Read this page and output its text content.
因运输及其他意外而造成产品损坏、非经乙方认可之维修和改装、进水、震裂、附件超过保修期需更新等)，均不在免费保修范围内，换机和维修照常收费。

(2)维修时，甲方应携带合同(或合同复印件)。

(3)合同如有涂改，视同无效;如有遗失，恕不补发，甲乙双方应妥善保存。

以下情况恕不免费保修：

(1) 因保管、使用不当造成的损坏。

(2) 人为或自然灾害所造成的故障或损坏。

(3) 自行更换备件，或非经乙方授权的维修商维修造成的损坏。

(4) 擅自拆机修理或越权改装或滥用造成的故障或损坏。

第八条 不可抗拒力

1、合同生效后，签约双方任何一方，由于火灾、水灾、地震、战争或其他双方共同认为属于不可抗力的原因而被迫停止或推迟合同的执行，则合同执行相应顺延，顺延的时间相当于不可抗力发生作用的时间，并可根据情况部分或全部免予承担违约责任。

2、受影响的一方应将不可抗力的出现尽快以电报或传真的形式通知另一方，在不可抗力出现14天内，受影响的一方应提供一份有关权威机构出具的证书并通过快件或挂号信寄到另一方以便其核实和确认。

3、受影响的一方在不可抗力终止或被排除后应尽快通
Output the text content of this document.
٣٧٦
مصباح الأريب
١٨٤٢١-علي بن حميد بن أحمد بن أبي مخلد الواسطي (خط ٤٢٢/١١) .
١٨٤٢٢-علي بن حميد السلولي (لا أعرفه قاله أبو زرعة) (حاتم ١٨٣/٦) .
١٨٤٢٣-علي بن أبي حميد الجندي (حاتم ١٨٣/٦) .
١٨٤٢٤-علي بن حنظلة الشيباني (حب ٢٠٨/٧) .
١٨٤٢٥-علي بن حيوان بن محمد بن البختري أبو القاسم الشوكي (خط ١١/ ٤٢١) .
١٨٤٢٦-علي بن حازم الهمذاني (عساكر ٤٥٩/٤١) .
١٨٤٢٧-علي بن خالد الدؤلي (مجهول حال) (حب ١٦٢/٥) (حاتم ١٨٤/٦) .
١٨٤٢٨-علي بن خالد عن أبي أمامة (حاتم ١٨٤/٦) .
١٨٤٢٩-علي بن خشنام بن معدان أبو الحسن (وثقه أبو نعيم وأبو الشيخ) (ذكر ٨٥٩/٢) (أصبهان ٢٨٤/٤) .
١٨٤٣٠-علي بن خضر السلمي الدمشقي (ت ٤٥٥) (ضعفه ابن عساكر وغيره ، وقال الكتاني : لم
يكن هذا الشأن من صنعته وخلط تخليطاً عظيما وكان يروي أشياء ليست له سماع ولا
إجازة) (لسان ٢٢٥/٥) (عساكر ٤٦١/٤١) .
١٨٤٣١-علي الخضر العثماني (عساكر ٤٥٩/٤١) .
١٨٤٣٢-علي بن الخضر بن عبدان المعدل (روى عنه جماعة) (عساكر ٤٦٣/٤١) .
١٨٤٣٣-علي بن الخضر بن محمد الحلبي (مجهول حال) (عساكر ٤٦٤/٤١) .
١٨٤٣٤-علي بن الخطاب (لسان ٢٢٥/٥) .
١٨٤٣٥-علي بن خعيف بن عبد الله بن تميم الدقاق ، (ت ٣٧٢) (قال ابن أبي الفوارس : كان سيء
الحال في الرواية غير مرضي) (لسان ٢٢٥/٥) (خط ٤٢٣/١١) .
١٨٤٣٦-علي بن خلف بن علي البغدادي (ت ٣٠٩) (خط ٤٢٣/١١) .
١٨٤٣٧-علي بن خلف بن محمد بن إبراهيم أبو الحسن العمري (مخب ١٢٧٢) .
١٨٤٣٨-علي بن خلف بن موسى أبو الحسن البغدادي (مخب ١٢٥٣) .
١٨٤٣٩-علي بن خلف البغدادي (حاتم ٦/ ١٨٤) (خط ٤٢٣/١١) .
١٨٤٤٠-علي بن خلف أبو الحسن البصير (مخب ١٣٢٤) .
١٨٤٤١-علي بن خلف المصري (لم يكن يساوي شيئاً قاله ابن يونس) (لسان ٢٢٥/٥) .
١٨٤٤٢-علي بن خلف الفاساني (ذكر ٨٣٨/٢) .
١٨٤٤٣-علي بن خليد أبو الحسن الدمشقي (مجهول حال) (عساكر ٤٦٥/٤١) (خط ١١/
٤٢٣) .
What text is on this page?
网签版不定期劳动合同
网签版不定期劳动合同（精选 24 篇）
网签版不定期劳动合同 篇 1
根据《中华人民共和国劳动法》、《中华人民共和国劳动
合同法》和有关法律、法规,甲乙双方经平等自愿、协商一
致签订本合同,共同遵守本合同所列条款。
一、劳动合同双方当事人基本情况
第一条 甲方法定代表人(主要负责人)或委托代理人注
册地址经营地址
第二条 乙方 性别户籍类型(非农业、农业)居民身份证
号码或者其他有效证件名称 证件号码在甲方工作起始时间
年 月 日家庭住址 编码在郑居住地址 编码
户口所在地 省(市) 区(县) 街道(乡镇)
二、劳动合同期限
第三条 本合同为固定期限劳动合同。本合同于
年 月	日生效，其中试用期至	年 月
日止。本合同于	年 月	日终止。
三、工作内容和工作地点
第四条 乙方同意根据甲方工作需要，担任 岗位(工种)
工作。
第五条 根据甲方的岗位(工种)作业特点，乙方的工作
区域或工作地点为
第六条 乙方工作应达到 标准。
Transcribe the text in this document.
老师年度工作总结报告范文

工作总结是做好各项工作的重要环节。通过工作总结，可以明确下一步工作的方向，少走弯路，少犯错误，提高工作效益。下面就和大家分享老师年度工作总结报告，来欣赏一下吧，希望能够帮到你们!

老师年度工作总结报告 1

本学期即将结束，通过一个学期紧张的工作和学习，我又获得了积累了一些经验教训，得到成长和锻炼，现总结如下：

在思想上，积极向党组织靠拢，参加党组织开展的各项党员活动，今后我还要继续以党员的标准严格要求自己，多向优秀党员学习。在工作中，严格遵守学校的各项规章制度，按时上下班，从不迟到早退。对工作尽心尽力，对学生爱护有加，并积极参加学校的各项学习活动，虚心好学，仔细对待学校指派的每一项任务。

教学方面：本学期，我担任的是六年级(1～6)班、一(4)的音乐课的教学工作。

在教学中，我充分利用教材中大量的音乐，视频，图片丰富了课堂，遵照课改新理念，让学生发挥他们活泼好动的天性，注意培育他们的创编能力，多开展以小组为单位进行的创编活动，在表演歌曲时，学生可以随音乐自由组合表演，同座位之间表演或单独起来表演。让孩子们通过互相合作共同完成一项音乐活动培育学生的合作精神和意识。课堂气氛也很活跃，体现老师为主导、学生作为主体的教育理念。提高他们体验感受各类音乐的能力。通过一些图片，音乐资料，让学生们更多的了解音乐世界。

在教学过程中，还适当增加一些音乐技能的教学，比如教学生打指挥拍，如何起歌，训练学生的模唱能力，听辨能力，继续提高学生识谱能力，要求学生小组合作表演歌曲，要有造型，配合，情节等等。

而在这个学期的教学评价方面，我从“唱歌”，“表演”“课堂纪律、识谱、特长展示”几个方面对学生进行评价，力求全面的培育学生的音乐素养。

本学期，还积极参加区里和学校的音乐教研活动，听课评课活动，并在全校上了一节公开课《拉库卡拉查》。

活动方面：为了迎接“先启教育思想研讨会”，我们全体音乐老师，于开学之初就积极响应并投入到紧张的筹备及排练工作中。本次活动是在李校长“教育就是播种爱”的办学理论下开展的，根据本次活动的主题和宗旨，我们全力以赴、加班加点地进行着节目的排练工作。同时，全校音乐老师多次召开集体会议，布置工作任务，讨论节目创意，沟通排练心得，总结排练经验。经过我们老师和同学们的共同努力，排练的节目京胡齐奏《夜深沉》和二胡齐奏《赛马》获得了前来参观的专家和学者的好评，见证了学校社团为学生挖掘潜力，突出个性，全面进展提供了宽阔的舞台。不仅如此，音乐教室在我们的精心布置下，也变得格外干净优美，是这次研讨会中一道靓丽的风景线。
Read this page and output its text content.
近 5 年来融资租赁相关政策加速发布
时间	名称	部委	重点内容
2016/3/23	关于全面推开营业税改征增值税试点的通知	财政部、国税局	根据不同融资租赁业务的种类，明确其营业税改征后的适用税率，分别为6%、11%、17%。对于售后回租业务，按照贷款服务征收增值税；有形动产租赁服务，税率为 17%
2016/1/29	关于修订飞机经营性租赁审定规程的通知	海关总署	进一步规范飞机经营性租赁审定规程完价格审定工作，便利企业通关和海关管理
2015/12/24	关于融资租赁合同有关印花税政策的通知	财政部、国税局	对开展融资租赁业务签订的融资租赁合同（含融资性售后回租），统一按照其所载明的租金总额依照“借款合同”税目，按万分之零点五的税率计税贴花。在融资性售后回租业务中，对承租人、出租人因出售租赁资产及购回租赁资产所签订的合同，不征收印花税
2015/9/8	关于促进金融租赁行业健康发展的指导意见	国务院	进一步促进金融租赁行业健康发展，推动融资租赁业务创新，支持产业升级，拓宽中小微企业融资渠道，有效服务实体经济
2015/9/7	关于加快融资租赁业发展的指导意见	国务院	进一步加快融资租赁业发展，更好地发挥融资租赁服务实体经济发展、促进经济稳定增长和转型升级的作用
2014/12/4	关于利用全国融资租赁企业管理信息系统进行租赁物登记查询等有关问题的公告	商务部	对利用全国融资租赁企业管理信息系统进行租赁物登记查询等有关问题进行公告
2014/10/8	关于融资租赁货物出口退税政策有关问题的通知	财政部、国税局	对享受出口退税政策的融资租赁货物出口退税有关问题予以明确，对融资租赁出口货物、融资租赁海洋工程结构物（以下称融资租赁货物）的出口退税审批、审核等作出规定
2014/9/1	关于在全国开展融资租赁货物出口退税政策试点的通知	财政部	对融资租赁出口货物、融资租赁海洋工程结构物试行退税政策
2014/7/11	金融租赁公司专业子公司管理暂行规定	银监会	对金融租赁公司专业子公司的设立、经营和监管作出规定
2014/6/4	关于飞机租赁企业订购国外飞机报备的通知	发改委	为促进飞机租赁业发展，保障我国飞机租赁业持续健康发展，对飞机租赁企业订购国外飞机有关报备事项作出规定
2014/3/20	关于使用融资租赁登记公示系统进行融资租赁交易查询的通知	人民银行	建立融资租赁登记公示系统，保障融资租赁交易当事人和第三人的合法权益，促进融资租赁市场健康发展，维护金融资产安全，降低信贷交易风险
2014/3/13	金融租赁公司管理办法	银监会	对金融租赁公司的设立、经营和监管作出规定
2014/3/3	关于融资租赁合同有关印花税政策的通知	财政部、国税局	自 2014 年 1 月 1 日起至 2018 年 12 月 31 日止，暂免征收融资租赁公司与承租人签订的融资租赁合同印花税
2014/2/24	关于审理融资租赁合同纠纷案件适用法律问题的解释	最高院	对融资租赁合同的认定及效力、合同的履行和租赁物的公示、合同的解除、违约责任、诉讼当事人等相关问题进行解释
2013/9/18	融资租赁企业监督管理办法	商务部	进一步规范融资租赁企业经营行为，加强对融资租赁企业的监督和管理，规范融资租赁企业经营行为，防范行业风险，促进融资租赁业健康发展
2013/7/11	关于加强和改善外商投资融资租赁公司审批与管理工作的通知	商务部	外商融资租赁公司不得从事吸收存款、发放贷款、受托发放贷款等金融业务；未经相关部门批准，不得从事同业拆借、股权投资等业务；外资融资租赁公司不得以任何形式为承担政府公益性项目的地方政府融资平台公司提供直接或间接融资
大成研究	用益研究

* * * *

Pull out all lines from the listing that contain the string "حاتم".

١٨٤٢٢-علي بن حميد السلولي (لا أعرفه قاله أبو زرعة) (حاتم ١٨٣/٦) .
١٨٤٢٣-علي بن أبي حميد الجندي (حاتم ١٨٣/٦) .
١٨٤٢٧-علي بن خالد الدؤلي (مجهول حال) (حب ١٦٢/٥) (حاتم ١٨٤/٦) .
١٨٤٢٨-علي بن خالد عن أبي أمامة (حاتم ١٨٤/٦) .
١٨٤٣٩-علي بن خلف البغدادي (حاتم ٦/ ١٨٤) (خط ٤٢٣/١١) .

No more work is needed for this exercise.